## Supplied data

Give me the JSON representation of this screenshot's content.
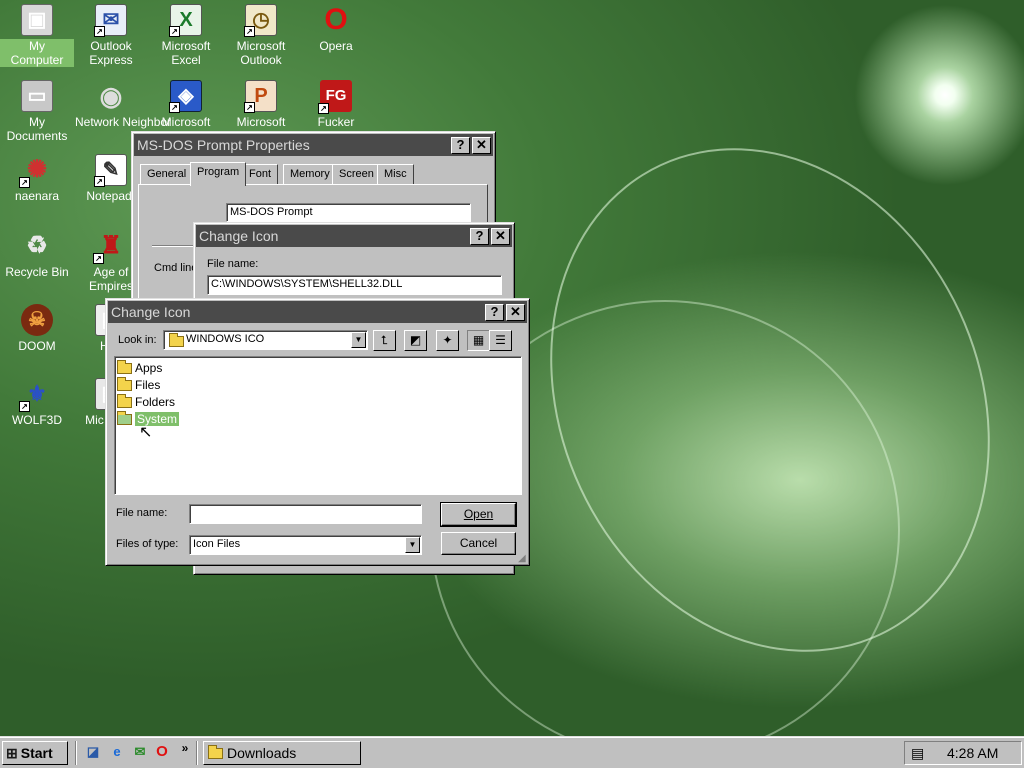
{
  "desktop": {
    "icons": [
      {
        "label": "My Computer",
        "icon": "computer-icon"
      },
      {
        "label": "Outlook Express",
        "icon": "outlook-express-icon"
      },
      {
        "label": "Microsoft Excel",
        "icon": "excel-icon"
      },
      {
        "label": "Microsoft Outlook",
        "icon": "outlook-icon"
      },
      {
        "label": "Opera",
        "icon": "opera-icon"
      },
      {
        "label": "My Documents",
        "icon": "documents-folder-icon"
      },
      {
        "label": "Network Neighbor",
        "icon": "network-icon"
      },
      {
        "label": "Microsoft",
        "icon": "microsoft-app-icon"
      },
      {
        "label": "Microsoft",
        "icon": "powerpoint-icon"
      },
      {
        "label": "Fucker",
        "icon": "fg-app-icon",
        "glyph": "FG"
      },
      {
        "label": "naenara",
        "icon": "naenara-icon"
      },
      {
        "label": "Notepad-",
        "icon": "notepad-icon"
      },
      {
        "label": "Recycle Bin",
        "icon": "recycle-bin-icon"
      },
      {
        "label": "Age of Empires",
        "icon": "age-of-empires-icon"
      },
      {
        "label": "DOOM",
        "icon": "doom-icon"
      },
      {
        "label": "He I",
        "icon": "shortcut-icon"
      },
      {
        "label": "WOLF3D",
        "icon": "wolf3d-icon"
      },
      {
        "label": "Mic Visua",
        "icon": "visual-studio-icon"
      }
    ]
  },
  "props_window": {
    "title": "MS-DOS Prompt Properties",
    "tabs": [
      "General",
      "Program",
      "Font",
      "Memory",
      "Screen",
      "Misc"
    ],
    "active_tab": "Program",
    "program_name": "MS-DOS Prompt",
    "cmd_label": "Cmd line"
  },
  "change_icon_back": {
    "title": "Change Icon",
    "file_label": "File name:",
    "file_value": "C:\\WINDOWS\\SYSTEM\\SHELL32.DLL"
  },
  "change_icon_front": {
    "title": "Change Icon",
    "look_in_label": "Look in:",
    "look_in_value": "WINDOWS ICO",
    "folders": [
      "Apps",
      "Files",
      "Folders",
      "System"
    ],
    "selected_folder": "System",
    "file_name_label": "File name:",
    "file_name_value": "",
    "files_of_type_label": "Files of type:",
    "files_of_type_value": "Icon Files",
    "open_label": "Open",
    "cancel_label": "Cancel",
    "help_glyph": "?",
    "close_glyph": "✕"
  },
  "taskbar": {
    "start_label": "Start",
    "more_glyph": "»",
    "task_label": "Downloads",
    "clock": "4:28 AM"
  },
  "colors": {
    "desktop_green": "#3f7637",
    "titlebar_inactive": "#4a4a4a",
    "selection_green": "#7fbf6a"
  }
}
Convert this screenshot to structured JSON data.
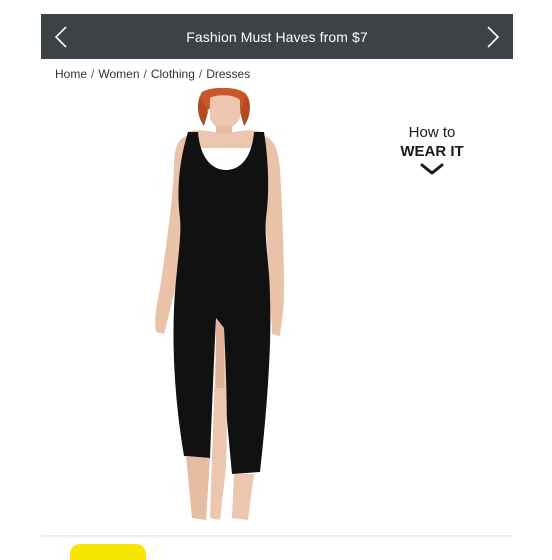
{
  "promo": {
    "title": "Fashion Must Haves from $7",
    "prev_icon": "chevron-left-icon",
    "next_icon": "chevron-right-icon"
  },
  "breadcrumb": {
    "items": [
      "Home",
      "Women",
      "Clothing",
      "Dresses"
    ],
    "separator": "/"
  },
  "product": {
    "image_icon": "product-photo-black-midi-dress"
  },
  "how_to": {
    "line1": "How to",
    "line2": "WEAR IT",
    "icon": "chevron-down-icon"
  },
  "colors": {
    "promo_bg": "#3c4246",
    "accent_yellow": "#f7e600",
    "dress": "#111111"
  }
}
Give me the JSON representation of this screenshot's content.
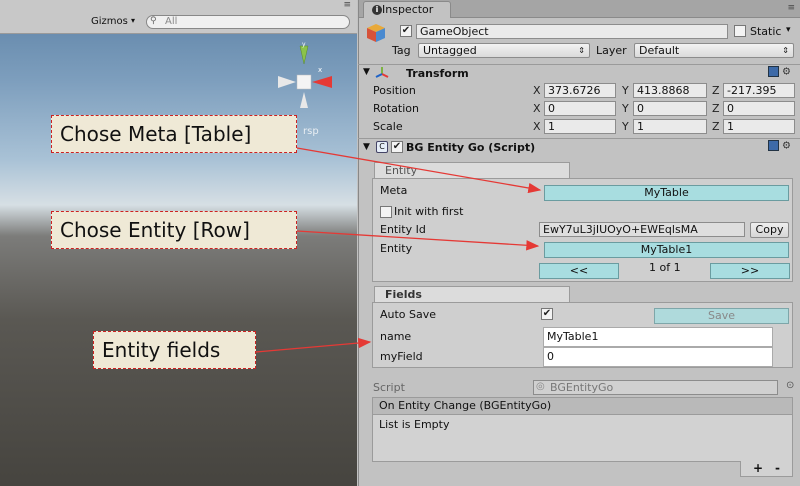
{
  "scene": {
    "gizmos_label": "Gizmos",
    "gizmos_caret": "▾",
    "search_placeholder": "All",
    "persp_label": "rsp",
    "menu_icon": "≡"
  },
  "callouts": {
    "meta": "Chose Meta [Table]",
    "entity": "Chose Entity [Row]",
    "fields": "Entity fields"
  },
  "inspector": {
    "tab_label": "Inspector",
    "tab_icon": "i",
    "menu_icon": "≡",
    "gameobject": {
      "name": "GameObject",
      "active": true,
      "static_label": "Static",
      "static_caret": "▾",
      "tag_label": "Tag",
      "tag_value": "Untagged",
      "layer_label": "Layer",
      "layer_value": "Default",
      "dropdown_caret": "⇕"
    },
    "transform": {
      "title": "Transform",
      "position_label": "Position",
      "rotation_label": "Rotation",
      "scale_label": "Scale",
      "axis_x": "X",
      "axis_y": "Y",
      "axis_z": "Z",
      "position": {
        "x": "373.6726",
        "y": "413.8868",
        "z": "-217.395"
      },
      "rotation": {
        "x": "0",
        "y": "0",
        "z": "0"
      },
      "scale": {
        "x": "1",
        "y": "1",
        "z": "1"
      }
    },
    "script_component": {
      "title": "BG Entity Go (Script)",
      "enabled": true,
      "entity_panel": {
        "tab": "Entity",
        "meta_label": "Meta",
        "meta_value": "MyTable",
        "init_with_first_label": "Init with first",
        "entity_id_label": "Entity Id",
        "entity_id_value": "EwY7uL3jIUOyO+EWEqlsMA",
        "copy_label": "Copy",
        "entity_label": "Entity",
        "entity_value": "MyTable1",
        "prev_label": "<<",
        "next_label": ">>",
        "pager": "1 of 1"
      },
      "fields_panel": {
        "tab": "Fields",
        "auto_save_label": "Auto Save",
        "auto_save": true,
        "save_label": "Save",
        "name_label": "name",
        "name_value": "MyTable1",
        "myfield_label": "myField",
        "myfield_value": "0"
      },
      "script_label": "Script",
      "script_value": "BGEntityGo",
      "event_header": "On Entity Change (BGEntityGo)",
      "event_empty": "List is Empty",
      "add_label": "+",
      "remove_label": "-"
    }
  },
  "colors": {
    "cyan_button": "#a8dde0",
    "callout_border": "#cc2222",
    "callout_bg": "#efe9d6"
  }
}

## Aim of the task
Your task is to retype all the entries exactly and leave out any pictures.

## Answer to the exercise
Give me the JSON representation of this screenshot's content.
{
  "desktop": {
    "icons": [
      {
        "label": "My Computer",
        "icon": "computer-icon"
      },
      {
        "label": "Outlook Express",
        "icon": "outlook-express-icon"
      },
      {
        "label": "Microsoft Excel",
        "icon": "excel-icon"
      },
      {
        "label": "Microsoft Outlook",
        "icon": "outlook-icon"
      },
      {
        "label": "Opera",
        "icon": "opera-icon"
      },
      {
        "label": "My Documents",
        "icon": "documents-folder-icon"
      },
      {
        "label": "Network Neighbor",
        "icon": "network-icon"
      },
      {
        "label": "Microsoft",
        "icon": "microsoft-app-icon"
      },
      {
        "label": "Microsoft",
        "icon": "powerpoint-icon"
      },
      {
        "label": "Fucker",
        "icon": "fg-app-icon",
        "glyph": "FG"
      },
      {
        "label": "naenara",
        "icon": "naenara-icon"
      },
      {
        "label": "Notepad-",
        "icon": "notepad-icon"
      },
      {
        "label": "Recycle Bin",
        "icon": "recycle-bin-icon"
      },
      {
        "label": "Age of Empires",
        "icon": "age-of-empires-icon"
      },
      {
        "label": "DOOM",
        "icon": "doom-icon"
      },
      {
        "label": "He I",
        "icon": "shortcut-icon"
      },
      {
        "label": "WOLF3D",
        "icon": "wolf3d-icon"
      },
      {
        "label": "Mic Visua",
        "icon": "visual-studio-icon"
      }
    ]
  },
  "props_window": {
    "title": "MS-DOS Prompt Properties",
    "tabs": [
      "General",
      "Program",
      "Font",
      "Memory",
      "Screen",
      "Misc"
    ],
    "active_tab": "Program",
    "program_name": "MS-DOS Prompt",
    "cmd_label": "Cmd line"
  },
  "change_icon_back": {
    "title": "Change Icon",
    "file_label": "File name:",
    "file_value": "C:\\WINDOWS\\SYSTEM\\SHELL32.DLL"
  },
  "change_icon_front": {
    "title": "Change Icon",
    "look_in_label": "Look in:",
    "look_in_value": "WINDOWS ICO",
    "folders": [
      "Apps",
      "Files",
      "Folders",
      "System"
    ],
    "selected_folder": "System",
    "file_name_label": "File name:",
    "file_name_value": "",
    "files_of_type_label": "Files of type:",
    "files_of_type_value": "Icon Files",
    "open_label": "Open",
    "cancel_label": "Cancel",
    "help_glyph": "?",
    "close_glyph": "✕"
  },
  "taskbar": {
    "start_label": "Start",
    "more_glyph": "»",
    "task_label": "Downloads",
    "clock": "4:28 AM"
  },
  "colors": {
    "desktop_green": "#3f7637",
    "titlebar_inactive": "#4a4a4a",
    "selection_green": "#7fbf6a"
  }
}
Convert this screenshot to structured JSON data.
{
  "promo": {
    "title": "Fashion Must Haves from $7",
    "prev_icon": "chevron-left-icon",
    "next_icon": "chevron-right-icon"
  },
  "breadcrumb": {
    "items": [
      "Home",
      "Women",
      "Clothing",
      "Dresses"
    ],
    "separator": "/"
  },
  "product": {
    "image_icon": "product-photo-black-midi-dress"
  },
  "how_to": {
    "line1": "How to",
    "line2": "WEAR IT",
    "icon": "chevron-down-icon"
  },
  "colors": {
    "promo_bg": "#3c4246",
    "accent_yellow": "#f7e600",
    "dress": "#111111"
  }
}
Give me the JSON representation of this screenshot's content.
{
  "scene": {
    "gizmos_label": "Gizmos",
    "gizmos_caret": "▾",
    "search_placeholder": "All",
    "persp_label": "rsp",
    "menu_icon": "≡"
  },
  "callouts": {
    "meta": "Chose Meta [Table]",
    "entity": "Chose Entity [Row]",
    "fields": "Entity fields"
  },
  "inspector": {
    "tab_label": "Inspector",
    "tab_icon": "i",
    "menu_icon": "≡",
    "gameobject": {
      "name": "GameObject",
      "active": true,
      "static_label": "Static",
      "static_caret": "▾",
      "tag_label": "Tag",
      "tag_value": "Untagged",
      "layer_label": "Layer",
      "layer_value": "Default",
      "dropdown_caret": "⇕"
    },
    "transform": {
      "title": "Transform",
      "position_label": "Position",
      "rotation_label": "Rotation",
      "scale_label": "Scale",
      "axis_x": "X",
      "axis_y": "Y",
      "axis_z": "Z",
      "position": {
        "x": "373.6726",
        "y": "413.8868",
        "z": "-217.395"
      },
      "rotation": {
        "x": "0",
        "y": "0",
        "z": "0"
      },
      "scale": {
        "x": "1",
        "y": "1",
        "z": "1"
      }
    },
    "script_component": {
      "title": "BG Entity Go (Script)",
      "enabled": true,
      "entity_panel": {
        "tab": "Entity",
        "meta_label": "Meta",
        "meta_value": "MyTable",
        "init_with_first_label": "Init with first",
        "entity_id_label": "Entity Id",
        "entity_id_value": "EwY7uL3jIUOyO+EWEqlsMA",
        "copy_label": "Copy",
        "entity_label": "Entity",
        "entity_value": "MyTable1",
        "prev_label": "<<",
        "next_label": ">>",
        "pager": "1 of 1"
      },
      "fields_panel": {
        "tab": "Fields",
        "auto_save_label": "Auto Save",
        "auto_save": true,
        "save_label": "Save",
        "name_label": "name",
        "name_value": "MyTable1",
        "myfield_label": "myField",
        "myfield_value": "0"
      },
      "script_label": "Script",
      "script_value": "BGEntityGo",
      "event_header": "On Entity Change (BGEntityGo)",
      "event_empty": "List is Empty",
      "add_label": "+",
      "remove_label": "-"
    }
  },
  "colors": {
    "cyan_button": "#a8dde0",
    "callout_border": "#cc2222",
    "callout_bg": "#efe9d6"
  }
}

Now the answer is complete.